Word for word, print each line of the listing below; pictures stay out.

# Start of Exercise input

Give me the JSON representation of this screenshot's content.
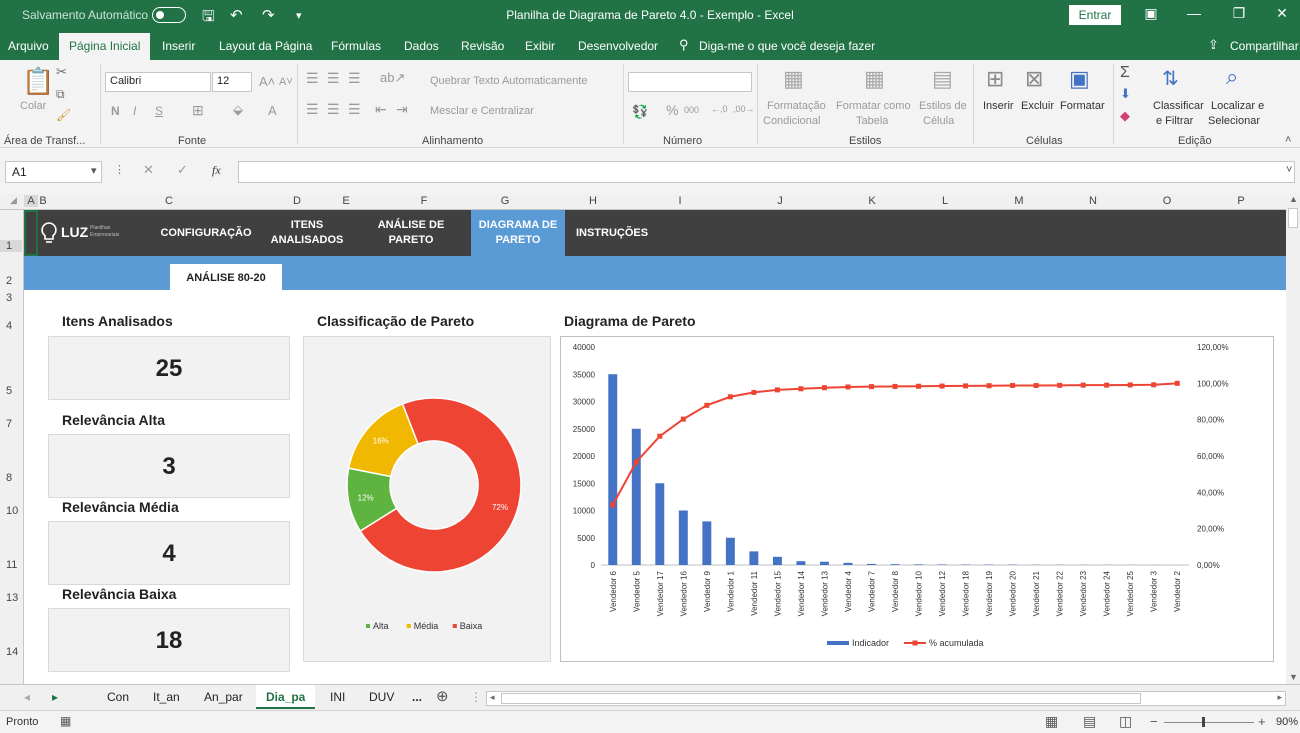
{
  "titlebar": {
    "autosave": "Salvamento Automático",
    "title": "Planilha de Diagrama de Pareto 4.0 - Exemplo  -  Excel",
    "signin": "Entrar"
  },
  "tabs": [
    "Arquivo",
    "Página Inicial",
    "Inserir",
    "Layout da Página",
    "Fórmulas",
    "Dados",
    "Revisão",
    "Exibir",
    "Desenvolvedor"
  ],
  "tell_me": "Diga-me o que você deseja fazer",
  "share": "Compartilhar",
  "ribbon": {
    "paste": "Colar",
    "clipboard": "Área de Transf...",
    "font_name": "Calibri",
    "font_size": "12",
    "font_group": "Fonte",
    "bold": "N",
    "italic": "I",
    "underline": "S",
    "wrap_text": "Quebrar Texto Automaticamente",
    "merge": "Mesclar e Centralizar",
    "alignment": "Alinhamento",
    "percent": "%",
    "thousands": "000",
    "number": "Número",
    "cond_format_1": "Formatação",
    "cond_format_2": "Condicional",
    "format_table_1": "Formatar como",
    "format_table_2": "Tabela",
    "cell_styles_1": "Estilos de",
    "cell_styles_2": "Célula",
    "styles": "Estilos",
    "insert": "Inserir",
    "delete": "Excluir",
    "format": "Formatar",
    "cells": "Células",
    "sort_1": "Classificar",
    "sort_2": "e Filtrar",
    "find_1": "Localizar e",
    "find_2": "Selecionar",
    "editing": "Edição"
  },
  "formula": {
    "namebox": "A1",
    "fx": "fx"
  },
  "columns": [
    "A",
    "B",
    "C",
    "D",
    "E",
    "F",
    "G",
    "H",
    "I",
    "J",
    "K",
    "L",
    "M",
    "N",
    "O",
    "P"
  ],
  "rows": [
    "1",
    "2",
    "3",
    "4",
    "5",
    "7",
    "8",
    "10",
    "11",
    "13",
    "14"
  ],
  "nav": {
    "logo": "LUZ",
    "logo_sub_1": "Planilhas",
    "logo_sub_2": "Empresariais",
    "items": [
      "CONFIGURAÇÃO",
      "ITENS ANALISADOS",
      "ANÁLISE DE PARETO",
      "DIAGRAMA DE PARETO",
      "INSTRUÇÕES"
    ],
    "subtab": "ANÁLISE 80-20"
  },
  "kpis": [
    {
      "label": "Itens Analisados",
      "value": "25"
    },
    {
      "label": "Relevância Alta",
      "value": "3"
    },
    {
      "label": "Relevância Média",
      "value": "4"
    },
    {
      "label": "Relevância Baixa",
      "value": "18"
    }
  ],
  "chart_data": [
    {
      "type": "pie",
      "title": "Classificação de Pareto",
      "donut": true,
      "categories": [
        "Alta",
        "Média",
        "Baixa"
      ],
      "values": [
        12,
        16,
        72
      ],
      "labels": [
        "12%",
        "16%",
        "72%"
      ],
      "colors": [
        "#5fb33f",
        "#f0b800",
        "#ee4433"
      ],
      "legend": "bottom"
    },
    {
      "type": "bar",
      "title": "Diagrama de Pareto",
      "categories": [
        "Vendedor 6",
        "Vendedor 5",
        "Vendedor 17",
        "Vendedor 16",
        "Vendedor 9",
        "Vendedor 1",
        "Vendedor 11",
        "Vendedor 15",
        "Vendedor 14",
        "Vendedor 13",
        "Vendedor 4",
        "Vendedor 7",
        "Vendedor 8",
        "Vendedor 10",
        "Vendedor 12",
        "Vendedor 18",
        "Vendedor 19",
        "Vendedor 20",
        "Vendedor 21",
        "Vendedor 22",
        "Vendedor 23",
        "Vendedor 24",
        "Vendedor 25",
        "Vendedor 3",
        "Vendedor 2"
      ],
      "series": [
        {
          "name": "Indicador",
          "type": "bar",
          "axis": "left",
          "color": "#4472c4",
          "values": [
            35000,
            25000,
            15000,
            10000,
            8000,
            5000,
            2500,
            1500,
            700,
            600,
            400,
            200,
            150,
            120,
            100,
            80,
            70,
            60,
            50,
            40,
            30,
            25,
            20,
            15,
            10
          ]
        },
        {
          "name": "% acumulada",
          "type": "line",
          "axis": "right",
          "color": "#ee4433",
          "values": [
            33.1,
            56.7,
            70.9,
            80.3,
            87.9,
            92.6,
            95.0,
            96.4,
            97.0,
            97.6,
            98.0,
            98.2,
            98.3,
            98.4,
            98.5,
            98.6,
            98.7,
            98.8,
            98.8,
            98.9,
            99.0,
            99.0,
            99.1,
            99.2,
            100.0
          ]
        }
      ],
      "ylim": [
        0,
        40000
      ],
      "yticks": [
        "0",
        "5000",
        "10000",
        "15000",
        "20000",
        "25000",
        "30000",
        "35000",
        "40000"
      ],
      "y2lim": [
        0,
        120
      ],
      "y2ticks": [
        "0,00%",
        "20,00%",
        "40,00%",
        "60,00%",
        "80,00%",
        "100,00%",
        "120,00%"
      ],
      "legend": "bottom"
    }
  ],
  "sheets": [
    "Con",
    "It_an",
    "An_par",
    "Dia_pa",
    "INI",
    "DUV",
    "..."
  ],
  "status": {
    "ready": "Pronto",
    "zoom": "90%"
  }
}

# End of Exercise input

- [Worked answer]:
Give me the JSON representation of this screenshot's content.
{
  "titlebar": {
    "autosave": "Salvamento Automático",
    "title": "Planilha de Diagrama de Pareto 4.0 - Exemplo  -  Excel",
    "signin": "Entrar"
  },
  "tabs": [
    "Arquivo",
    "Página Inicial",
    "Inserir",
    "Layout da Página",
    "Fórmulas",
    "Dados",
    "Revisão",
    "Exibir",
    "Desenvolvedor"
  ],
  "tell_me": "Diga-me o que você deseja fazer",
  "share": "Compartilhar",
  "ribbon": {
    "paste": "Colar",
    "clipboard": "Área de Transf...",
    "font_name": "Calibri",
    "font_size": "12",
    "font_group": "Fonte",
    "bold": "N",
    "italic": "I",
    "underline": "S",
    "wrap_text": "Quebrar Texto Automaticamente",
    "merge": "Mesclar e Centralizar",
    "alignment": "Alinhamento",
    "percent": "%",
    "thousands": "000",
    "number": "Número",
    "cond_format_1": "Formatação",
    "cond_format_2": "Condicional",
    "format_table_1": "Formatar como",
    "format_table_2": "Tabela",
    "cell_styles_1": "Estilos de",
    "cell_styles_2": "Célula",
    "styles": "Estilos",
    "insert": "Inserir",
    "delete": "Excluir",
    "format": "Formatar",
    "cells": "Células",
    "sort_1": "Classificar",
    "sort_2": "e Filtrar",
    "find_1": "Localizar e",
    "find_2": "Selecionar",
    "editing": "Edição"
  },
  "formula": {
    "namebox": "A1",
    "fx": "fx"
  },
  "columns": [
    "A",
    "B",
    "C",
    "D",
    "E",
    "F",
    "G",
    "H",
    "I",
    "J",
    "K",
    "L",
    "M",
    "N",
    "O",
    "P"
  ],
  "rows": [
    "1",
    "2",
    "3",
    "4",
    "5",
    "7",
    "8",
    "10",
    "11",
    "13",
    "14"
  ],
  "nav": {
    "logo": "LUZ",
    "logo_sub_1": "Planilhas",
    "logo_sub_2": "Empresariais",
    "items": [
      "CONFIGURAÇÃO",
      "ITENS ANALISADOS",
      "ANÁLISE DE PARETO",
      "DIAGRAMA DE PARETO",
      "INSTRUÇÕES"
    ],
    "subtab": "ANÁLISE 80-20"
  },
  "kpis": [
    {
      "label": "Itens Analisados",
      "value": "25"
    },
    {
      "label": "Relevância Alta",
      "value": "3"
    },
    {
      "label": "Relevância Média",
      "value": "4"
    },
    {
      "label": "Relevância Baixa",
      "value": "18"
    }
  ],
  "chart_data": [
    {
      "type": "pie",
      "title": "Classificação de Pareto",
      "donut": true,
      "categories": [
        "Alta",
        "Média",
        "Baixa"
      ],
      "values": [
        12,
        16,
        72
      ],
      "labels": [
        "12%",
        "16%",
        "72%"
      ],
      "colors": [
        "#5fb33f",
        "#f0b800",
        "#ee4433"
      ],
      "legend": "bottom"
    },
    {
      "type": "bar",
      "title": "Diagrama de Pareto",
      "categories": [
        "Vendedor 6",
        "Vendedor 5",
        "Vendedor 17",
        "Vendedor 16",
        "Vendedor 9",
        "Vendedor 1",
        "Vendedor 11",
        "Vendedor 15",
        "Vendedor 14",
        "Vendedor 13",
        "Vendedor 4",
        "Vendedor 7",
        "Vendedor 8",
        "Vendedor 10",
        "Vendedor 12",
        "Vendedor 18",
        "Vendedor 19",
        "Vendedor 20",
        "Vendedor 21",
        "Vendedor 22",
        "Vendedor 23",
        "Vendedor 24",
        "Vendedor 25",
        "Vendedor 3",
        "Vendedor 2"
      ],
      "series": [
        {
          "name": "Indicador",
          "type": "bar",
          "axis": "left",
          "color": "#4472c4",
          "values": [
            35000,
            25000,
            15000,
            10000,
            8000,
            5000,
            2500,
            1500,
            700,
            600,
            400,
            200,
            150,
            120,
            100,
            80,
            70,
            60,
            50,
            40,
            30,
            25,
            20,
            15,
            10
          ]
        },
        {
          "name": "% acumulada",
          "type": "line",
          "axis": "right",
          "color": "#ee4433",
          "values": [
            33.1,
            56.7,
            70.9,
            80.3,
            87.9,
            92.6,
            95.0,
            96.4,
            97.0,
            97.6,
            98.0,
            98.2,
            98.3,
            98.4,
            98.5,
            98.6,
            98.7,
            98.8,
            98.8,
            98.9,
            99.0,
            99.0,
            99.1,
            99.2,
            100.0
          ]
        }
      ],
      "ylim": [
        0,
        40000
      ],
      "yticks": [
        "0",
        "5000",
        "10000",
        "15000",
        "20000",
        "25000",
        "30000",
        "35000",
        "40000"
      ],
      "y2lim": [
        0,
        120
      ],
      "y2ticks": [
        "0,00%",
        "20,00%",
        "40,00%",
        "60,00%",
        "80,00%",
        "100,00%",
        "120,00%"
      ],
      "legend": "bottom"
    }
  ],
  "sheets": [
    "Con",
    "It_an",
    "An_par",
    "Dia_pa",
    "INI",
    "DUV",
    "..."
  ],
  "status": {
    "ready": "Pronto",
    "zoom": "90%"
  }
}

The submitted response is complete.